**** DATA FOR THIS EXERCISE

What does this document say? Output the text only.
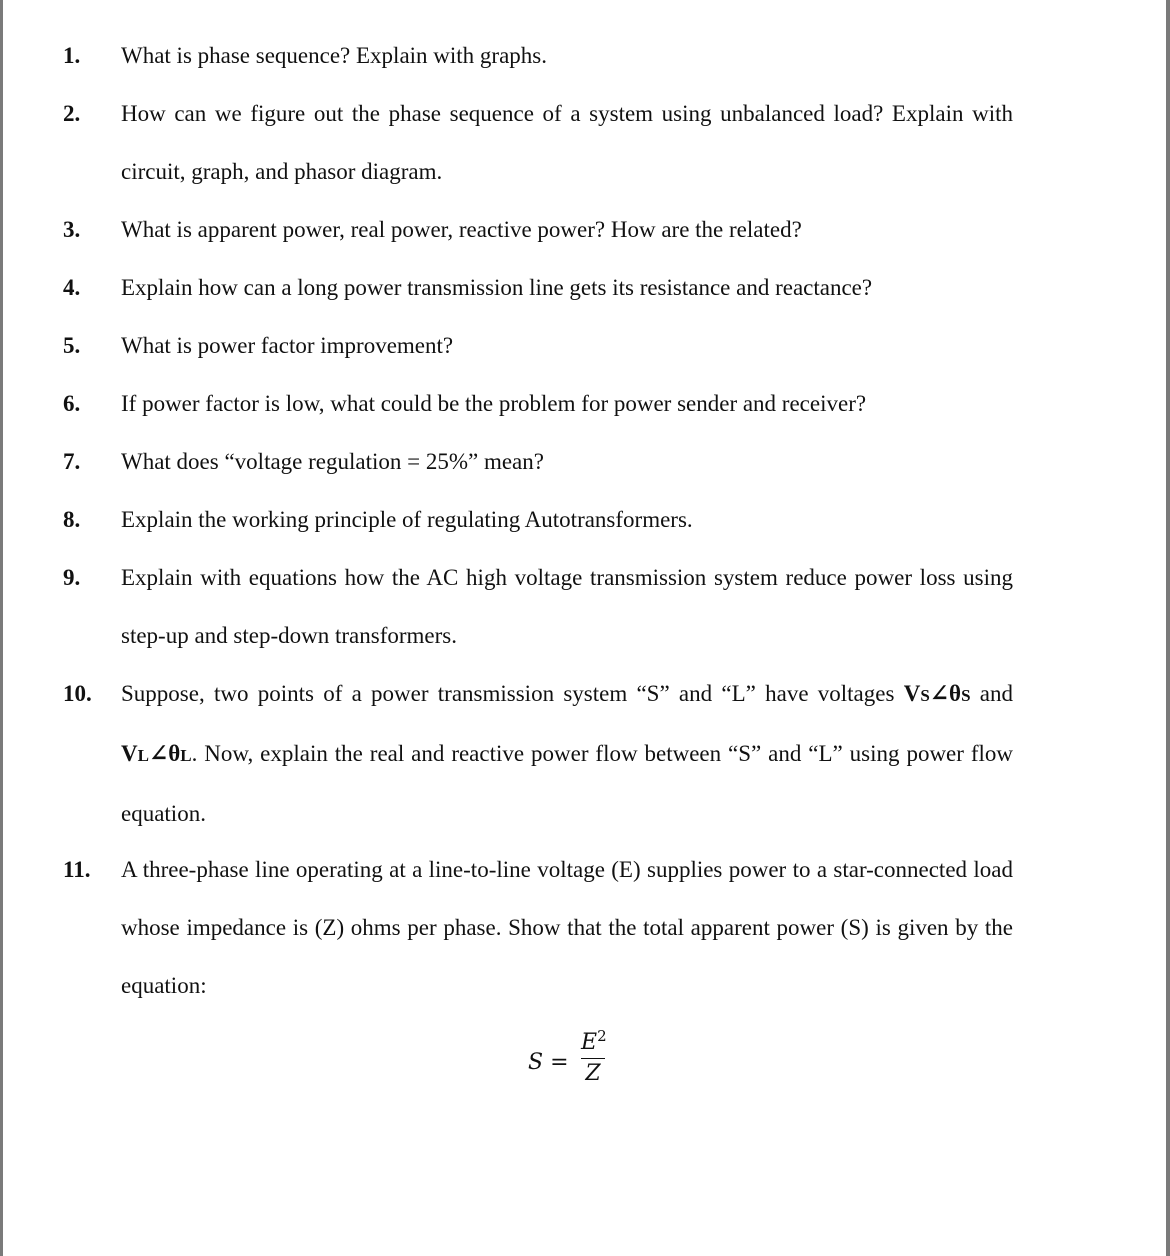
1.	What is phase sequence? Explain with graphs.
2.	How can we figure out the phase sequence of a system using unbalanced load? Explain with circuit, graph, and phasor diagram.
3.	What is apparent power, real power, reactive power? How are the related?
4.	Explain how can a long power transmission line gets its resistance and reactance?
5.	What is power factor improvement?
6.	If power factor is low, what could be the problem for power sender and receiver?
7.	What does “voltage regulation = 25%” mean?
8.	Explain the working principle of regulating Autotransformers.
9.	Explain with equations how the AC high voltage transmission system reduce power loss using step-up and step-down transformers.
10.	Suppose, two points of a power transmission system “S” and “L” have voltages VS∠θS and VL∠θL. Now, explain the real and reactive power flow between “S” and “L” using power flow equation.
11.	A three-phase line operating at a line-to-line voltage (E) supplies power to a star-connected load whose impedance is (Z) ohms per phase. Show that the total apparent power (S) is given by the equation:
S =
$E^2$
Z
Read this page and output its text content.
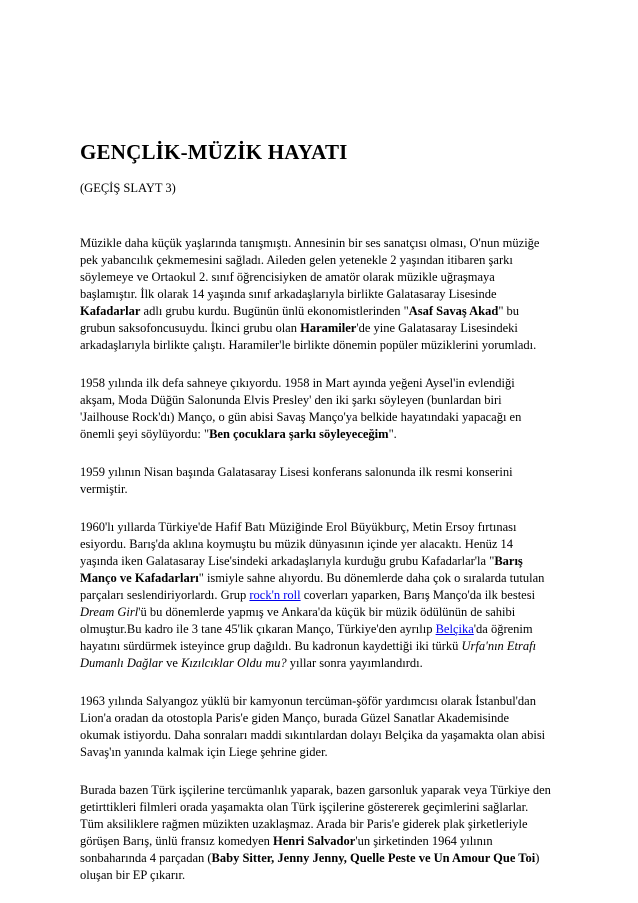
GENÇLİK-MÜZİK HAYATI
(GEÇİŞ SLAYT 3)

Müzikle daha küçük yaşlarında tanışmıştı. Annesinin bir ses sanatçısı olması, O'nun müziğe
pek yabancılık çekmemesini sağladı. Aileden gelen yetenekle 2 yaşından itibaren şarkı
söylemeye ve Ortaokul 2. sınıf öğrencisiyken de amatör olarak müzikle uğraşmaya
başlamıştır. İlk olarak 14 yaşında sınıf arkadaşlarıyla birlikte Galatasaray Lisesinde
Kafadarlar adlı grubu kurdu. Bugünün ünlü ekonomistlerinden "Asaf Savaş Akad" bu
grubun saksofoncusuydu. İkinci grubu olan Haramiler'de yine Galatasaray Lisesindeki
arkadaşlarıyla birlikte çalıştı. Haramiler'le birlikte dönemin popüler müziklerini yorumladı.

1958 yılında ilk defa sahneye çıkıyordu. 1958 in Mart ayında yeğeni Aysel'in evlendiği
akşam, Moda Düğün Salonunda Elvis Presley' den iki şarkı söyleyen (bunlardan biri
'Jailhouse Rock'dı) Manço, o gün abisi Savaş Manço'ya belkide hayatındaki yapacağı en
önemli şeyi söylüyordu: "Ben çocuklara şarkı söyleyeceğim".

1959 yılının Nisan başında Galatasaray Lisesi konferans salonunda ilk resmi konserini
vermiştir.

1960'lı yıllarda Türkiye'de Hafif Batı Müziğinde Erol Büyükburç, Metin Ersoy fırtınası
esiyordu. Barış'da aklına koymuştu bu müzik dünyasının içinde yer alacaktı. Henüz 14
yaşında iken Galatasaray Lise'sindeki arkadaşlarıyla kurduğu grubu Kafadarlar'la "Barış
Manço ve Kafadarları" ismiyle sahne alıyordu. Bu dönemlerde daha çok o sıralarda tutulan
parçaları seslendiriyorlardı. Grup rock'n roll coverları yaparken, Barış Manço'da ilk bestesi
Dream Girl'ü bu dönemlerde yapmış ve Ankara'da küçük bir müzik ödülünün de sahibi
olmuştur.Bu kadro ile 3 tane 45'lik çıkaran Manço, Türkiye'den ayrılıp Belçika'da öğrenim
hayatını sürdürmek isteyince grup dağıldı. Bu kadronun kaydettiği iki türkü Urfa'nın Etrafı
Dumanlı Dağlar ve Kızılcıklar Oldu mu? yıllar sonra yayımlandırdı.

1963 yılında Salyangoz yüklü bir kamyonun tercüman-şöför yardımcısı olarak İstanbul'dan
Lion'a oradan da otostopla Paris'e giden Manço, burada Güzel Sanatlar Akademisinde
okumak istiyordu. Daha sonraları maddi sıkıntılardan dolayı Belçika da yaşamakta olan abisi
Savaş'ın yanında kalmak için Liege şehrine gider.

Burada bazen Türk işçilerine tercümanlık yaparak, bazen garsonluk yaparak veya Türkiye den
getirttikleri filmleri orada yaşamakta olan Türk işçilerine göstererek geçimlerini sağlarlar.
Tüm aksiliklere rağmen müzikten uzaklaşmaz. Arada bir Paris'e giderek plak şirketleriyle
görüşen Barış, ünlü fransız komedyen Henri Salvador'un şirketinden 1964 yılının
sonbaharında 4 parçadan (Baby Sitter, Jenny Jenny, Quelle Peste ve Un Amour Que Toi)
oluşan bir EP çıkarır.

********

DESCRIPTION OF THE TASK>
Provide the number of lines in the data above that contain the string "şarkı", and nothing else.

OUTPUT FOR THIS TASK>
3